MATERIAL A PROCESAR:
>>
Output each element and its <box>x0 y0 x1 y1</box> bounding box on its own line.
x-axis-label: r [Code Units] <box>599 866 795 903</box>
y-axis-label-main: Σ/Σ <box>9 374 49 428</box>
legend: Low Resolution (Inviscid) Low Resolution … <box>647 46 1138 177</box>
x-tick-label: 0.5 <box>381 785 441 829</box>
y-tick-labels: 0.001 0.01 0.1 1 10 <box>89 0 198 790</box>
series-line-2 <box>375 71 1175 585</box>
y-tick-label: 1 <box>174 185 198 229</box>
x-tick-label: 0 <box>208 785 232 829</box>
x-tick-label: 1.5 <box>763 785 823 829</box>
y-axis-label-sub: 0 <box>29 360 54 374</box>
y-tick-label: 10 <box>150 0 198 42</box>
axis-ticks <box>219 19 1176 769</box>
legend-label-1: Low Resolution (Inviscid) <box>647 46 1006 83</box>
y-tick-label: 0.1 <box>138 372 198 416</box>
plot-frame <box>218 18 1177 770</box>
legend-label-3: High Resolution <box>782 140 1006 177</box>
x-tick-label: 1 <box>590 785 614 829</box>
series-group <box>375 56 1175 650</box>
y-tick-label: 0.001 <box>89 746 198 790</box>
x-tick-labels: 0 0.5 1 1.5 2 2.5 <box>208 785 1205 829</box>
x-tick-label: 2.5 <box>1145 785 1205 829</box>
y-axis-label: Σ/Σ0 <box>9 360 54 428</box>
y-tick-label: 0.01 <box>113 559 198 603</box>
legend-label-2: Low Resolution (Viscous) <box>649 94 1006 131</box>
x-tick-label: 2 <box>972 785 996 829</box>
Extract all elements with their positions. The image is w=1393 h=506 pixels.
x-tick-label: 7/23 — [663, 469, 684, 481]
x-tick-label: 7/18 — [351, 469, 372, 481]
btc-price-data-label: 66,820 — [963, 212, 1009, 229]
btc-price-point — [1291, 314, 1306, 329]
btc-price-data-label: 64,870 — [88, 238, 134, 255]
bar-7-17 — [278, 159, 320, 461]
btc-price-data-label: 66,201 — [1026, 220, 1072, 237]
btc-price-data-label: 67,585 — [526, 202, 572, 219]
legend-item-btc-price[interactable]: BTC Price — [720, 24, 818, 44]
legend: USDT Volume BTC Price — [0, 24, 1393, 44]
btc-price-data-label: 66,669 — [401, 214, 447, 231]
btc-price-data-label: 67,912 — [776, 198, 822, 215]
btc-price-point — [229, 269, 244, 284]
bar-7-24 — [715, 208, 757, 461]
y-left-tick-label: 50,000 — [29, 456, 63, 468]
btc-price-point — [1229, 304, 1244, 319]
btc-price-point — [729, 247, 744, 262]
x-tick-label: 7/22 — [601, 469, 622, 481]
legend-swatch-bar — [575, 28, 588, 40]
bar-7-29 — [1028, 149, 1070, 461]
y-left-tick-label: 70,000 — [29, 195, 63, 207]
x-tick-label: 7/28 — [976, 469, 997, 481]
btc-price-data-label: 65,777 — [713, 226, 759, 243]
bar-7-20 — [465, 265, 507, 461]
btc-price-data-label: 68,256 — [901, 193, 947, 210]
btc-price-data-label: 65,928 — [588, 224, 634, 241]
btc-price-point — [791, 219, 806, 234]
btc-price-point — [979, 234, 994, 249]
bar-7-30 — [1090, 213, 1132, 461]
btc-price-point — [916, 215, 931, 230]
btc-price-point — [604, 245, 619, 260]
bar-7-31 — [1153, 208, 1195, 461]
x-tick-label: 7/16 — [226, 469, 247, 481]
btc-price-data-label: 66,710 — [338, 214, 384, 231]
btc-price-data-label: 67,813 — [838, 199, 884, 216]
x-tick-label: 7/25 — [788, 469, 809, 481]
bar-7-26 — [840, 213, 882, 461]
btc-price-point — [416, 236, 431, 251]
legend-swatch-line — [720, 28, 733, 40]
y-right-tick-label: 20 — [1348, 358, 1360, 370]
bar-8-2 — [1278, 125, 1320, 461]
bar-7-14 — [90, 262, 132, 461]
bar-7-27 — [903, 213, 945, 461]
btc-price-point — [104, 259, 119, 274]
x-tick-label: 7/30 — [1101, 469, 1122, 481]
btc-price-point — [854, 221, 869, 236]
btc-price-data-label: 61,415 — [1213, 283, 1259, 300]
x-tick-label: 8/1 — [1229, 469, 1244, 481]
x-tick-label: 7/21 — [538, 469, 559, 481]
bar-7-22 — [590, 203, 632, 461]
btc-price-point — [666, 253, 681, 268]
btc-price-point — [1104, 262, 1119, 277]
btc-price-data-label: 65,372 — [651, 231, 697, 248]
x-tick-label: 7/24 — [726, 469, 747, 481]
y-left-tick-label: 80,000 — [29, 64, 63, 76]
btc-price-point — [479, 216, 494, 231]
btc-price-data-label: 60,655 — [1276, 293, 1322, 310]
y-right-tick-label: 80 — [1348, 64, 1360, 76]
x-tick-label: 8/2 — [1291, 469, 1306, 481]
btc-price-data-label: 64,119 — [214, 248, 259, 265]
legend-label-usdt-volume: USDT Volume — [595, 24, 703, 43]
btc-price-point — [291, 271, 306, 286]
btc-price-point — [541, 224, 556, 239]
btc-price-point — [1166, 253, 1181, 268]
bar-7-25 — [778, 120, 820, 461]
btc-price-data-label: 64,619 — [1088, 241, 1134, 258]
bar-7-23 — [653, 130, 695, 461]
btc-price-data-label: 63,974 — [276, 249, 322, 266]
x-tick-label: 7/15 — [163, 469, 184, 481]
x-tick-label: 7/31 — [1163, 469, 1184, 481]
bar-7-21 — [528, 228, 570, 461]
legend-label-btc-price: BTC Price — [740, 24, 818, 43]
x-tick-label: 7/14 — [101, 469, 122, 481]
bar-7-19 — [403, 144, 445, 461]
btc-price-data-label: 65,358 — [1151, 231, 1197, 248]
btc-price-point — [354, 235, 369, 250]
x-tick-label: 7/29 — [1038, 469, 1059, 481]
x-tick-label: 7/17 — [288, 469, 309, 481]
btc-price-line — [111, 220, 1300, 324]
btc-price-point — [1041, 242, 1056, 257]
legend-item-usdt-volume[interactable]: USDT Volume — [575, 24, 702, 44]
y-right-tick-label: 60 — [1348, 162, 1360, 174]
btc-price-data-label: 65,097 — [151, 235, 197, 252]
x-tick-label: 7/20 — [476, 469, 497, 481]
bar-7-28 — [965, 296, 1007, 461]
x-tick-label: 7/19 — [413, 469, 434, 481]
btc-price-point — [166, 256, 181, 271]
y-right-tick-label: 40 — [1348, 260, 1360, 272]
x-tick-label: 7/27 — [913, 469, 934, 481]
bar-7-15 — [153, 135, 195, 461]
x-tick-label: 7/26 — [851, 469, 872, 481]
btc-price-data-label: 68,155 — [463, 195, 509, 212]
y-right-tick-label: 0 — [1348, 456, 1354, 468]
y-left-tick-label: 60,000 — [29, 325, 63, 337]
<<
OBJETIVO: Copia literalmente el listado de arriba, línea por línea, sin omitir ni modificar ninguna.

RESPUESTA:
Output each element and its <box>x0 y0 x1 y1</box> bounding box on its own line.
x-axis-label: r [Code Units] <box>599 866 795 903</box>
y-axis-label-main: Σ/Σ <box>9 374 49 428</box>
legend: Low Resolution (Inviscid) Low Resolution … <box>647 46 1138 177</box>
x-tick-label: 0.5 <box>381 785 441 829</box>
y-tick-labels: 0.001 0.01 0.1 1 10 <box>89 0 198 790</box>
series-line-2 <box>375 71 1175 585</box>
y-tick-label: 1 <box>174 185 198 229</box>
x-tick-label: 0 <box>208 785 232 829</box>
x-tick-label: 1.5 <box>763 785 823 829</box>
y-axis-label-sub: 0 <box>29 360 54 374</box>
y-tick-label: 10 <box>150 0 198 42</box>
axis-ticks <box>219 19 1176 769</box>
legend-label-1: Low Resolution (Inviscid) <box>647 46 1006 83</box>
y-tick-label: 0.1 <box>138 372 198 416</box>
plot-frame <box>218 18 1177 770</box>
legend-label-3: High Resolution <box>782 140 1006 177</box>
x-tick-label: 1 <box>590 785 614 829</box>
series-group <box>375 56 1175 650</box>
y-tick-label: 0.001 <box>89 746 198 790</box>
x-tick-labels: 0 0.5 1 1.5 2 2.5 <box>208 785 1205 829</box>
x-tick-label: 2.5 <box>1145 785 1205 829</box>
y-axis-label: Σ/Σ0 <box>9 360 54 428</box>
y-tick-label: 0.01 <box>113 559 198 603</box>
legend-label-2: Low Resolution (Viscous) <box>649 94 1006 131</box>
x-tick-label: 2 <box>972 785 996 829</box>
Extract all elements with their positions. The image is w=1393 h=506 pixels.
x-tick-label: 7/23 — [663, 469, 684, 481]
x-tick-label: 7/18 — [351, 469, 372, 481]
btc-price-data-label: 66,820 — [963, 212, 1009, 229]
btc-price-point — [1291, 314, 1306, 329]
btc-price-data-label: 64,870 — [88, 238, 134, 255]
bar-7-17 — [278, 159, 320, 461]
btc-price-data-label: 66,201 — [1026, 220, 1072, 237]
btc-price-data-label: 67,585 — [526, 202, 572, 219]
legend-item-btc-price[interactable]: BTC Price — [720, 24, 818, 44]
legend: USDT Volume BTC Price — [0, 24, 1393, 44]
btc-price-data-label: 66,669 — [401, 214, 447, 231]
btc-price-data-label: 67,912 — [776, 198, 822, 215]
btc-price-point — [229, 269, 244, 284]
bar-7-24 — [715, 208, 757, 461]
y-left-tick-label: 50,000 — [29, 456, 63, 468]
btc-price-point — [1229, 304, 1244, 319]
btc-price-point — [729, 247, 744, 262]
x-tick-label: 7/22 — [601, 469, 622, 481]
legend-swatch-bar — [575, 28, 588, 40]
bar-7-29 — [1028, 149, 1070, 461]
y-left-tick-label: 70,000 — [29, 195, 63, 207]
x-tick-label: 7/28 — [976, 469, 997, 481]
btc-price-data-label: 65,777 — [713, 226, 759, 243]
bar-7-20 — [465, 265, 507, 461]
btc-price-data-label: 68,256 — [901, 193, 947, 210]
btc-price-data-label: 65,928 — [588, 224, 634, 241]
btc-price-point — [791, 219, 806, 234]
btc-price-point — [979, 234, 994, 249]
bar-7-30 — [1090, 213, 1132, 461]
btc-price-point — [916, 215, 931, 230]
btc-price-point — [604, 245, 619, 260]
bar-7-31 — [1153, 208, 1195, 461]
x-tick-label: 7/16 — [226, 469, 247, 481]
btc-price-data-label: 66,710 — [338, 214, 384, 231]
btc-price-data-label: 67,813 — [838, 199, 884, 216]
x-tick-label: 7/25 — [788, 469, 809, 481]
bar-7-26 — [840, 213, 882, 461]
btc-price-point — [416, 236, 431, 251]
legend-swatch-line — [720, 28, 733, 40]
y-right-tick-label: 20 — [1348, 358, 1360, 370]
bar-8-2 — [1278, 125, 1320, 461]
bar-7-14 — [90, 262, 132, 461]
bar-7-27 — [903, 213, 945, 461]
btc-price-point — [104, 259, 119, 274]
x-tick-label: 7/30 — [1101, 469, 1122, 481]
btc-price-point — [854, 221, 869, 236]
btc-price-data-label: 61,415 — [1213, 283, 1259, 300]
x-tick-label: 8/1 — [1229, 469, 1244, 481]
x-tick-label: 7/21 — [538, 469, 559, 481]
bar-7-22 — [590, 203, 632, 461]
btc-price-point — [666, 253, 681, 268]
btc-price-point — [1104, 262, 1119, 277]
btc-price-data-label: 65,372 — [651, 231, 697, 248]
x-tick-label: 7/24 — [726, 469, 747, 481]
y-left-tick-label: 80,000 — [29, 64, 63, 76]
btc-price-point — [479, 216, 494, 231]
btc-price-data-label: 60,655 — [1276, 293, 1322, 310]
y-right-tick-label: 80 — [1348, 64, 1360, 76]
x-tick-label: 8/2 — [1291, 469, 1306, 481]
btc-price-data-label: 64,119 — [214, 248, 259, 265]
legend-label-usdt-volume: USDT Volume — [595, 24, 703, 43]
btc-price-point — [291, 271, 306, 286]
btc-price-point — [541, 224, 556, 239]
btc-price-point — [1166, 253, 1181, 268]
bar-7-25 — [778, 120, 820, 461]
btc-price-data-label: 64,619 — [1088, 241, 1134, 258]
bar-7-23 — [653, 130, 695, 461]
btc-price-data-label: 63,974 — [276, 249, 322, 266]
x-tick-label: 7/15 — [163, 469, 184, 481]
x-tick-label: 7/31 — [1163, 469, 1184, 481]
bar-7-21 — [528, 228, 570, 461]
legend-label-btc-price: BTC Price — [740, 24, 818, 43]
x-tick-label: 7/14 — [101, 469, 122, 481]
bar-7-19 — [403, 144, 445, 461]
btc-price-data-label: 65,358 — [1151, 231, 1197, 248]
btc-price-point — [354, 235, 369, 250]
x-tick-label: 7/29 — [1038, 469, 1059, 481]
x-tick-label: 7/17 — [288, 469, 309, 481]
btc-price-line — [111, 220, 1300, 324]
btc-price-point — [1041, 242, 1056, 257]
legend-item-usdt-volume[interactable]: USDT Volume — [575, 24, 702, 44]
y-right-tick-label: 60 — [1348, 162, 1360, 174]
btc-price-data-label: 65,097 — [151, 235, 197, 252]
x-tick-label: 7/20 — [476, 469, 497, 481]
bar-7-28 — [965, 296, 1007, 461]
x-tick-label: 7/19 — [413, 469, 434, 481]
btc-price-point — [166, 256, 181, 271]
y-right-tick-label: 40 — [1348, 260, 1360, 272]
x-tick-label: 7/27 — [913, 469, 934, 481]
bar-7-15 — [153, 135, 195, 461]
x-tick-label: 7/26 — [851, 469, 872, 481]
btc-price-data-label: 68,155 — [463, 195, 509, 212]
y-right-tick-label: 0 — [1348, 456, 1354, 468]
y-left-tick-label: 60,000 — [29, 325, 63, 337]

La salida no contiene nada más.